### Records for the exercise

----------

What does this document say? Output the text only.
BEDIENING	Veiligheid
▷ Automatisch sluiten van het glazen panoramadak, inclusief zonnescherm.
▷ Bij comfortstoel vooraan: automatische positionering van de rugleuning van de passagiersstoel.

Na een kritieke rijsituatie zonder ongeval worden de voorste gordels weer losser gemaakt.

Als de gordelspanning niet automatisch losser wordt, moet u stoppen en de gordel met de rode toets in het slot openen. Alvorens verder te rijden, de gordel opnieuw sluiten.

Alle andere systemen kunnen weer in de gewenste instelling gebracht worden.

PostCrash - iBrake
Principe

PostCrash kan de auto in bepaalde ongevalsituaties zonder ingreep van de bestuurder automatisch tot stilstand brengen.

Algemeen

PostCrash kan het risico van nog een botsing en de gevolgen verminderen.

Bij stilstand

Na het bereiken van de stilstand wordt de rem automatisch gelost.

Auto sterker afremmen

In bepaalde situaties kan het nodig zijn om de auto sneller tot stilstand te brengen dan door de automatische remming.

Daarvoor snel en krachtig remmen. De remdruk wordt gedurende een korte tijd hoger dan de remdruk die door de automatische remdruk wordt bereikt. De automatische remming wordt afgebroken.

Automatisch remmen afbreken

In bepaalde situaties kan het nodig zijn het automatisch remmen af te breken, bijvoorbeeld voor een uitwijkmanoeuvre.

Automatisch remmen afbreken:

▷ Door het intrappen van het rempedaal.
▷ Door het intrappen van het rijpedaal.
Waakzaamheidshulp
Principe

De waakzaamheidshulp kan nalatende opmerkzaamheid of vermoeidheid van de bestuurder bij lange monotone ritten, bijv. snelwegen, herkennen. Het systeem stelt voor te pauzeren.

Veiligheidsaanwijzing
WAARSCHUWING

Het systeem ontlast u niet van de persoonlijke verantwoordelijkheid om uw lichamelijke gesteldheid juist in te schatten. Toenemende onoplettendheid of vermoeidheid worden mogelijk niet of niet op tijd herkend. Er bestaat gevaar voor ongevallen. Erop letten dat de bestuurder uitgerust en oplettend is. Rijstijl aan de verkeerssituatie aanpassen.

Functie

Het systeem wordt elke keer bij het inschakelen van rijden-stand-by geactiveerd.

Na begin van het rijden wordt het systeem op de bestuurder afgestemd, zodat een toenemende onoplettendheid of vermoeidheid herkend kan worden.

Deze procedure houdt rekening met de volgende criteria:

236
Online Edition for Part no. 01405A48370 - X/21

----------

Pick each line holding the word "brengen" out of the data and copy it.

PostCrash kan de auto in bepaalde ongevalsituaties zonder ingreep van de bestuurder automatisch tot stilstand brengen.
In bepaalde situaties kan het nodig zijn om de auto sneller tot stilstand te brengen dan door de automatische remming.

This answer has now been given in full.